■ Requirements: Copy the listing below in full and skip every picture.

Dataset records
|---|
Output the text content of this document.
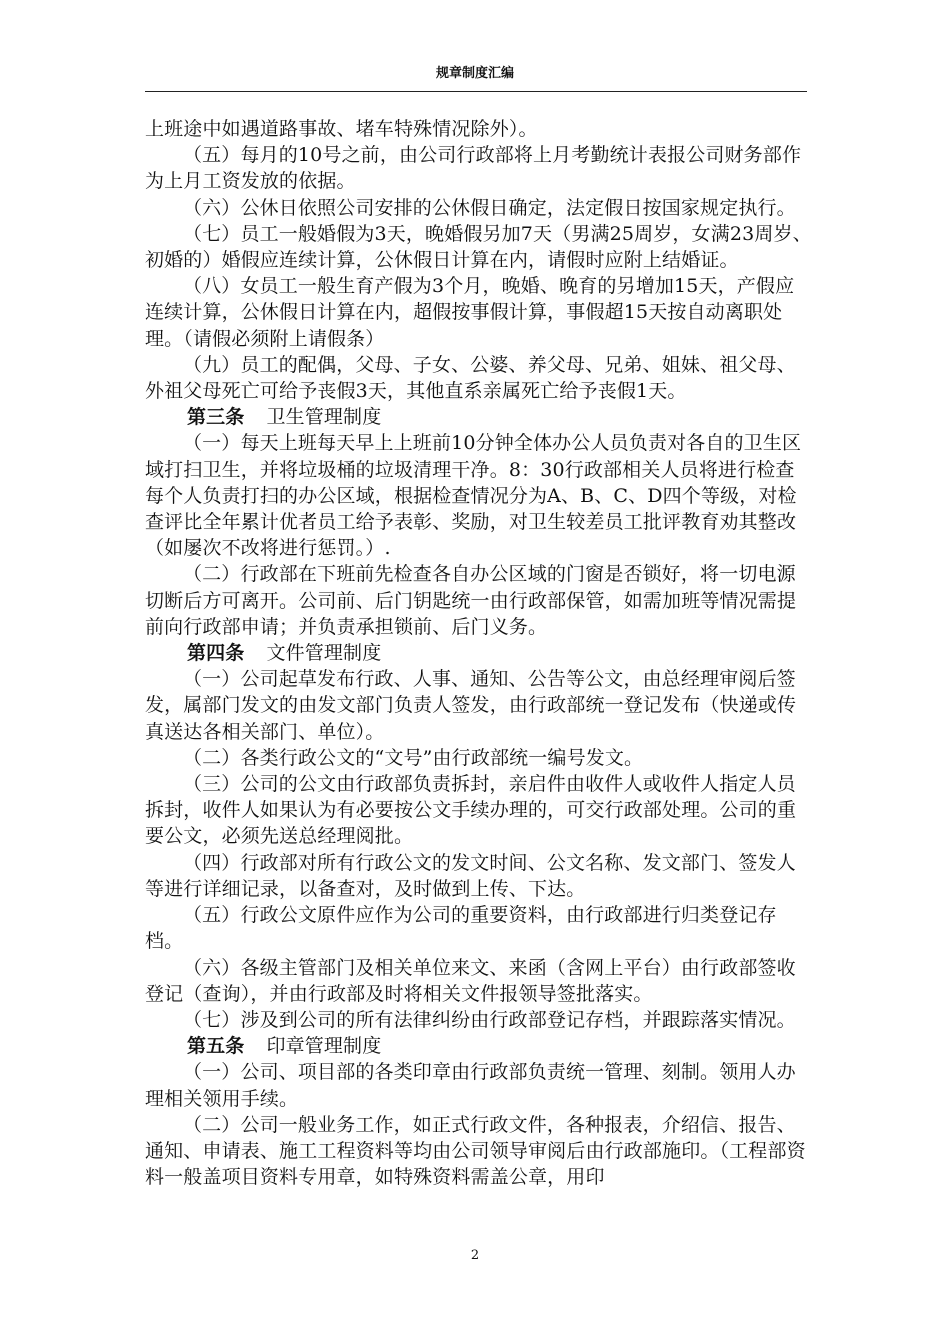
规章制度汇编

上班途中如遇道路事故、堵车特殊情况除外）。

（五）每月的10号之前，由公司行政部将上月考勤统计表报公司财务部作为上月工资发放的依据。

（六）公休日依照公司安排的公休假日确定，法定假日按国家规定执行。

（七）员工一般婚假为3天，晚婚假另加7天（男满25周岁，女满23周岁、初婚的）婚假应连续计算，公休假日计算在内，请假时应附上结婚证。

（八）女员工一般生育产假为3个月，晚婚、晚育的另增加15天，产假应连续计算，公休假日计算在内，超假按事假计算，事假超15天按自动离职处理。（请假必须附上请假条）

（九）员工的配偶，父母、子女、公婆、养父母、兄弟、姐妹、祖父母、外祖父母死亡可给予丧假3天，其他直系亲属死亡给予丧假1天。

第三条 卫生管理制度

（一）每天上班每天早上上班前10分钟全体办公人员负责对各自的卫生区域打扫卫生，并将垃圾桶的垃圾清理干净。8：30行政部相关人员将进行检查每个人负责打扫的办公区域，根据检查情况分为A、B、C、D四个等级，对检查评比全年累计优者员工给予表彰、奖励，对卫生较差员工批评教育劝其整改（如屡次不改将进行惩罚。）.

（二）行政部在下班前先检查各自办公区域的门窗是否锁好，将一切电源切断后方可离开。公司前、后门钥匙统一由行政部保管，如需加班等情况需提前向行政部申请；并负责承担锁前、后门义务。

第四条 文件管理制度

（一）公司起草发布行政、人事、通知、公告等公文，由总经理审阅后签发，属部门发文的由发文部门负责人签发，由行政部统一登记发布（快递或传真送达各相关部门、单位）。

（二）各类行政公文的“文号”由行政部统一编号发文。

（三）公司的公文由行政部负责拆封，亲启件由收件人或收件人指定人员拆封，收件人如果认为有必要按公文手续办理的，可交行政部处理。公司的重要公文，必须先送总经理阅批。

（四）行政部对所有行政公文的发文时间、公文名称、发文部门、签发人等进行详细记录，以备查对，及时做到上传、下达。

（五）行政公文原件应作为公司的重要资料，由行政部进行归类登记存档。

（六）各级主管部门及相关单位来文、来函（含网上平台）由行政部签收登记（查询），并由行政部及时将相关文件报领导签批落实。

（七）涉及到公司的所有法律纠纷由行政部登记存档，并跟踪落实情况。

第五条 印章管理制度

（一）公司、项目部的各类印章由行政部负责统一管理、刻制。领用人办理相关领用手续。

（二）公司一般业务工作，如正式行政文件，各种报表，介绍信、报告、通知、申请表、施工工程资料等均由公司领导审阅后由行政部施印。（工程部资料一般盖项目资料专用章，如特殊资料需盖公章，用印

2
|---|
■ Correct answer:
Output the text content of this document.
规章制度汇编

上班途中如遇道路事故、堵车特殊情况除外）。

（五）每月的10号之前，由公司行政部将上月考勤统计表报公司财务部作为上月工资发放的依据。

（六）公休日依照公司安排的公休假日确定，法定假日按国家规定执行。

（七）员工一般婚假为3天，晚婚假另加7天（男满25周岁，女满23周岁、初婚的）婚假应连续计算，公休假日计算在内，请假时应附上结婚证。

（八）女员工一般生育产假为3个月，晚婚、晚育的另增加15天，产假应连续计算，公休假日计算在内，超假按事假计算，事假超15天按自动离职处理。（请假必须附上请假条）

（九）员工的配偶，父母、子女、公婆、养父母、兄弟、姐妹、祖父母、外祖父母死亡可给予丧假3天，其他直系亲属死亡给予丧假1天。

第三条 卫生管理制度

（一）每天上班每天早上上班前10分钟全体办公人员负责对各自的卫生区域打扫卫生，并将垃圾桶的垃圾清理干净。8：30行政部相关人员将进行检查每个人负责打扫的办公区域，根据检查情况分为A、B、C、D四个等级，对检查评比全年累计优者员工给予表彰、奖励，对卫生较差员工批评教育劝其整改（如屡次不改将进行惩罚。）.

（二）行政部在下班前先检查各自办公区域的门窗是否锁好，将一切电源切断后方可离开。公司前、后门钥匙统一由行政部保管，如需加班等情况需提前向行政部申请；并负责承担锁前、后门义务。

第四条 文件管理制度

（一）公司起草发布行政、人事、通知、公告等公文，由总经理审阅后签发，属部门发文的由发文部门负责人签发，由行政部统一登记发布（快递或传真送达各相关部门、单位）。

（二）各类行政公文的“文号”由行政部统一编号发文。

（三）公司的公文由行政部负责拆封，亲启件由收件人或收件人指定人员拆封，收件人如果认为有必要按公文手续办理的，可交行政部处理。公司的重要公文，必须先送总经理阅批。

（四）行政部对所有行政公文的发文时间、公文名称、发文部门、签发人等进行详细记录，以备查对，及时做到上传、下达。

（五）行政公文原件应作为公司的重要资料，由行政部进行归类登记存档。

（六）各级主管部门及相关单位来文、来函（含网上平台）由行政部签收登记（查询），并由行政部及时将相关文件报领导签批落实。

（七）涉及到公司的所有法律纠纷由行政部登记存档，并跟踪落实情况。

第五条 印章管理制度

（一）公司、项目部的各类印章由行政部负责统一管理、刻制。领用人办理相关领用手续。

（二）公司一般业务工作，如正式行政文件，各种报表，介绍信、报告、通知、申请表、施工工程资料等均由公司领导审阅后由行政部施印。（工程部资料一般盖项目资料专用章，如特殊资料需盖公章，用印

2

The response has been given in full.